[Start of Source excerpt]

Newsmax
Thursday, July 1, 2010 07:48 PM
By: John Rossomando
President Barack Obama's zeal to give illegal immigrants amnesty is holding the nation's border security hostage to his political agenda, says GOP Sen. Jim Inhofe.
As Obama called on Congress to tackle comprehensive immigration reform in a speech Thursday afternoon, Inhofe told Newsmax in an exclusive interview that the president clearly is using border security as a bargaining chip to obtain amnesty for millions of illegal aliens residing in the United States.
That was the same charge made by Inhofe's friend and colleague, Arizona GOP Sen. John Kyl, who stirred controversy last week when he revealed a discussion in which Obama told him that taking action to secure the Mexican border "would remove the incentive for comprehensive immigration reform." The White House has denied Kyl's allegation.
Inhofe told Newsmax that he has total faith in Kyl's assertion because he "has never told a lie" in the almost 25 years he has known him.
Consequently, he places more confidence in Kyl's credibility than that of the White House.
Rumors in Congress suggest Obama will stop at nothing to achieve his goal of allowing millions of illegal immigrants to stay in the country, Inhofe said. The administration reportedly plans to use an executive order to circumvent Congress and block the deportation of millions of illegal immigrants.
Inhofe predicts the president will use his power to stop or delay the deportation of illegals to select a block of deportees — anywhere from 1,000 to 100,000 at a time — and prevent them from being sent home.
"This is just a way for them to accomplish their agenda in this way to allow them to do what they have failed to accomplish in the legislature," Inhofe says. "It's kind of the same they did unsuccessfully on the global warming and cap and trade.
"They tried to do it with the EPA and the Clean Air Act; they are trying to take everything over by the executive [branch]."
In his speech Thursday at American University in Washington, Obama seemed to suggest that border security isn't that important in passing immigration reform. In fact, he raised doubts that the border could be secured at all.
America's borders are "just too vast" for the immigration problem to be solved with fences and border patrols alone, Obama said. He also slammed Arizona's popular immigration law, which empowers police to arrest illegal aliens and has found majority support in polls across the country.
Obama took Republicans to task, in particular 11 GOP senators who supported recent efforts to improve the immigration system. He did not name any in particular but told his largely supportive audience at American University that those lawmakers had succumbed to the "pressures of partisanship and election-year politics."
In response, Kyl, one of the 11 Republican senators Obama alluded to, said he had a good reason for his position this time around.
"My constituents have said do everything you can to secure the border first," Kyl told Fox News Channel. "It's our job to secure the border, whether or not we end up passing so-called comprehensive immigration reform."

[End of Source excerpt]
[Start of Input material]

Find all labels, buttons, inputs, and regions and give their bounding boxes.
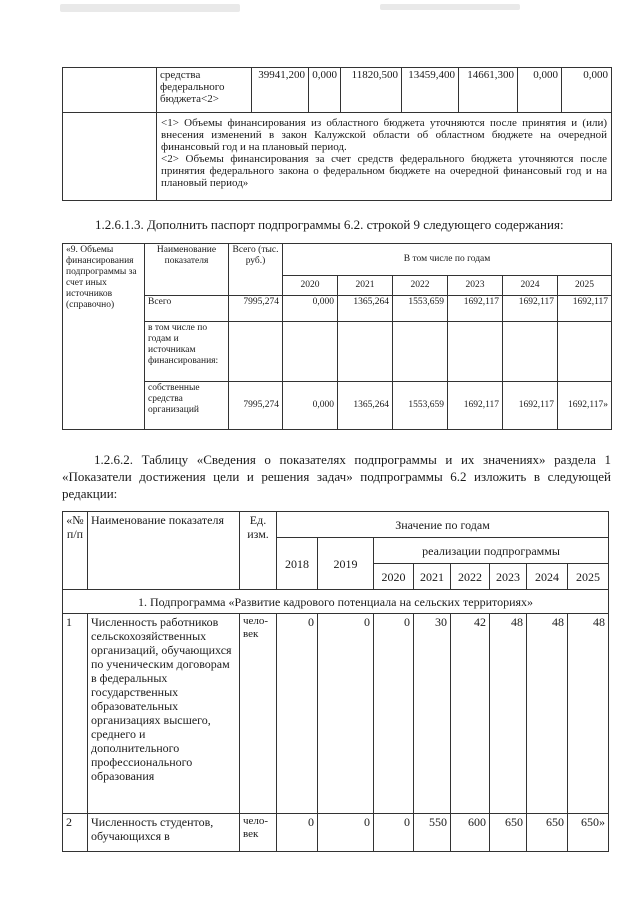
- value-cell: 11820,500: [341, 68, 402, 113]
- value-cell: 650: [527, 814, 568, 852]
- indicator-name: Численность студентов, обучающихся в: [88, 814, 240, 852]
- value-cell: 600: [451, 814, 490, 852]
- header-unit: Ед. изм.: [240, 512, 277, 590]
- value-cell: 0: [374, 614, 414, 814]
- indicators-table: [62, 511, 609, 852]
- empty-cell: [63, 68, 157, 113]
- value-cell: 650: [490, 814, 527, 852]
- value-cell: 0: [318, 614, 374, 814]
- value-cell: 42: [451, 614, 490, 814]
- paragraph-1-2-6-1-3: 1.2.6.1.3. Дополнить паспорт подпрограммы 6.2. строкой 9 следующего содержания:: [95, 217, 564, 232]
- year-header: 2024: [527, 564, 568, 590]
- row-num: 1: [63, 614, 88, 814]
- value-cell: 550: [414, 814, 451, 852]
- header-total: Всего (тыс. руб.): [229, 244, 283, 296]
- header-values: Значение по годам: [277, 512, 609, 538]
- value-cell: 13459,400: [402, 68, 459, 113]
- value-cell: 0,000: [283, 296, 338, 322]
- value-cell: 1692,117: [503, 382, 558, 430]
- value-cell: [393, 322, 448, 382]
- value-cell: 1692,117: [448, 382, 503, 430]
- value-cell: 1365,264: [338, 382, 393, 430]
- value-cell: 0,000: [562, 68, 612, 113]
- row-label: Всего: [145, 296, 229, 322]
- header-name: Наименование показателя: [145, 244, 229, 296]
- year-header: 2022: [393, 276, 448, 296]
- year-header: 2023: [448, 276, 503, 296]
- total-cell: [229, 322, 283, 382]
- value-cell: 1692,117»: [558, 382, 612, 430]
- footnote-2: <2> Объемы финансирования за счет средств федерального бюджета уточняются после принятия федерального закона о федеральном бюджете на очередной финансовый год и на плановый период»: [161, 153, 607, 189]
- value-cell: 1692,117: [448, 296, 503, 322]
- footnotes: [157, 113, 612, 201]
- unit-cell: чело-век: [240, 814, 277, 852]
- year-header: 2021: [414, 564, 451, 590]
- value-cell: 0,000: [283, 382, 338, 430]
- year-header: 2021: [338, 276, 393, 296]
- footnote-1: <1> Объемы финансирования из областного бюджета уточняются после принятия и (или) внесения изменений в закон Калужской области об областном бюджете на очередной финансовый год и на плановый период.: [161, 117, 607, 153]
- value-cell: 650»: [568, 814, 609, 852]
- passport-row-9-table: [62, 243, 612, 430]
- value-cell: 0,000: [518, 68, 562, 113]
- year-header: 2025: [558, 276, 612, 296]
- value-cell: 1692,117: [503, 296, 558, 322]
- row-label: собственные средства организаций: [145, 382, 229, 430]
- year-header: 2018: [277, 538, 318, 590]
- row-num: 2: [63, 814, 88, 852]
- header-indicator-name: Наименование показателя: [88, 512, 240, 590]
- value-cell: [558, 322, 612, 382]
- value-cell: 48: [527, 614, 568, 814]
- value-cell: [283, 322, 338, 382]
- row-9-title: «9. Объемы финансирования подпрограммы за счет иных источников (справочно): [63, 244, 145, 430]
- value-cell: 1692,117: [558, 296, 612, 322]
- year-header: 2019: [318, 538, 374, 590]
- value-cell: 30: [414, 614, 451, 814]
- row-label: средства федерального бюджета<2>: [157, 68, 252, 113]
- scan-smudge: [380, 4, 520, 10]
- indicator-name: Численность работников сельскохозяйственных организаций, обучающихся по ученическим договорам в федеральных государственных образовательных организациях высшего, среднего и дополнительного профессионального образования: [88, 614, 240, 814]
- total-cell: 7995,274: [229, 296, 283, 322]
- year-header: 2022: [451, 564, 490, 590]
- value-cell: 1365,264: [338, 296, 393, 322]
- year-header: 2025: [568, 564, 609, 590]
- value-cell: [448, 322, 503, 382]
- value-cell: [338, 322, 393, 382]
- value-cell: 48: [568, 614, 609, 814]
- section-title: 1. Подпрограмма «Развитие кадрового потенциала на сельских территориях»: [63, 590, 609, 614]
- value-cell: 48: [490, 614, 527, 814]
- year-header: 2023: [490, 564, 527, 590]
- year-header: 2020: [374, 564, 414, 590]
- value-cell: 0: [318, 814, 374, 852]
- empty-cell: [63, 113, 157, 201]
- paragraph-1-2-6-2: 1.2.6.2. Таблицу «Сведения о показателях подпрограммы и их значениях» раздела 1 «Показатели достижения цели и решения задач» подпрограммы 6.2 изложить в следующей редакции:: [62, 452, 611, 501]
- header-years: В том числе по годам: [283, 244, 612, 276]
- header-realization: реализации подпрограммы: [374, 538, 609, 564]
- year-header: 2020: [283, 276, 338, 296]
- value-cell: 39941,200: [252, 68, 309, 113]
- scan-smudge: [60, 4, 240, 12]
- value-cell: 0: [277, 814, 318, 852]
- value-cell: 0: [277, 614, 318, 814]
- value-cell: 14661,300: [459, 68, 518, 113]
- value-cell: 1553,659: [393, 296, 448, 322]
- row-label: в том числе по годам и источникам финансирования:: [145, 322, 229, 382]
- unit-cell: чело-век: [240, 614, 277, 814]
- value-cell: 1553,659: [393, 382, 448, 430]
- value-cell: 0,000: [309, 68, 341, 113]
- header-num: «№ п/п: [63, 512, 88, 590]
- financing-table-continued: [62, 67, 612, 201]
- year-header: 2024: [503, 276, 558, 296]
- value-cell: 0: [374, 814, 414, 852]
- total-cell: 7995,274: [229, 382, 283, 430]
- value-cell: [503, 322, 558, 382]
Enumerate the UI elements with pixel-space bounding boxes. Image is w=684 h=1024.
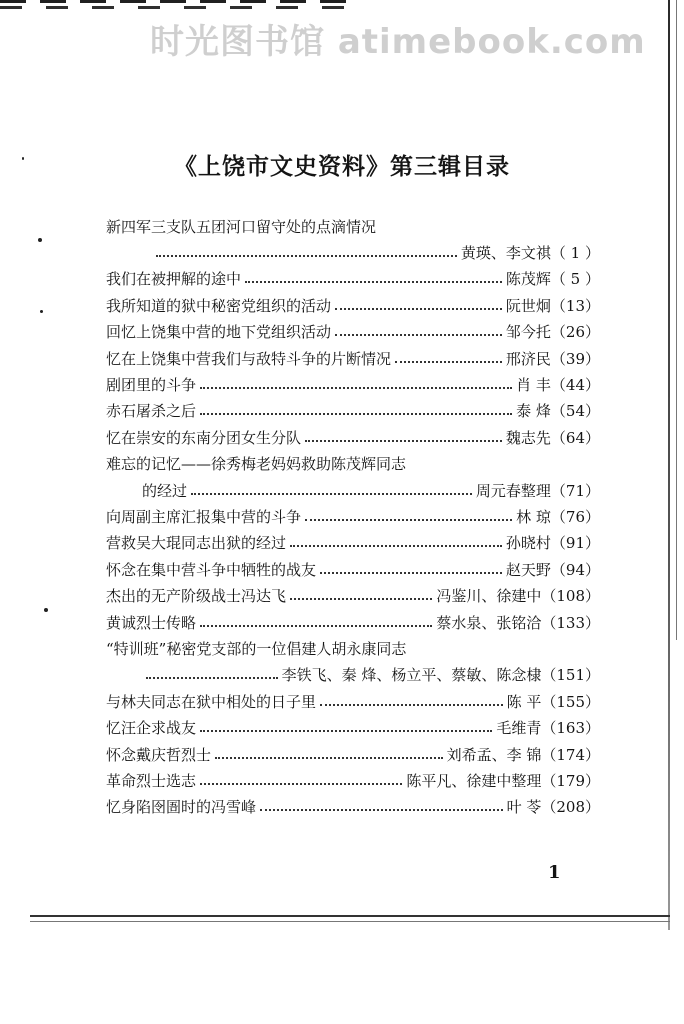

[End of Input material]

#### Parts of the exercise:
- a) Reproduce the passage of the border security article starting with "That was the" and going on through "denied Kyl's allegation.".
- b) Transcribe the lines of the rows starting with the line with "- value-cell: 11820,500: [341, 68, 402, 113]" and going on through the line with "- row-label: Всего: [145, 296, 229, 322]".

#### Responses to the exercise:
- a)
That was the same charge made by Inhofe's friend and colleague, Arizona GOP Sen. John Kyl, who stirred controversy last week when he revealed a discussion in which Obama told him that taking action to secure the Mexican border "would remove the incentive for comprehensive immigration reform." The White House has denied Kyl's allegation.

- b)
- value-cell: 11820,500: [341, 68, 402, 113]
- value-cell: 650: [527, 814, 568, 852]
- indicator-name: Численность студентов, обучающихся в: [88, 814, 240, 852]
- value-cell: 600: [451, 814, 490, 852]
- header-unit: Ед. изм.: [240, 512, 277, 590]
- value-cell: 0: [374, 614, 414, 814]
- indicators-table: [62, 511, 609, 852]
- empty-cell: [63, 68, 157, 113]
- value-cell: 650: [490, 814, 527, 852]
- value-cell: 0: [318, 614, 374, 814]
- value-cell: 42: [451, 614, 490, 814]
- paragraph-1-2-6-1-3: 1.2.6.1.3. Дополнить паспорт подпрограммы 6.2. строкой 9 следующего содержания:: [95, 217, 564, 232]
- year-header: 2024: [527, 564, 568, 590]
- row-num: 1: [63, 614, 88, 814]
- value-cell: 550: [414, 814, 451, 852]
- header-total: Всего (тыс. руб.): [229, 244, 283, 296]
- header-values: Значение по годам: [277, 512, 609, 538]
- value-cell: 13459,400: [402, 68, 459, 113]
- value-cell: 0,000: [283, 296, 338, 322]
- value-cell: 1692,117: [503, 382, 558, 430]
- value-cell: [393, 322, 448, 382]
- value-cell: 1692,117: [448, 382, 503, 430]
- value-cell: 1365,264: [338, 382, 393, 430]
- value-cell: 0,000: [562, 68, 612, 113]
- row-label: Всего: [145, 296, 229, 322]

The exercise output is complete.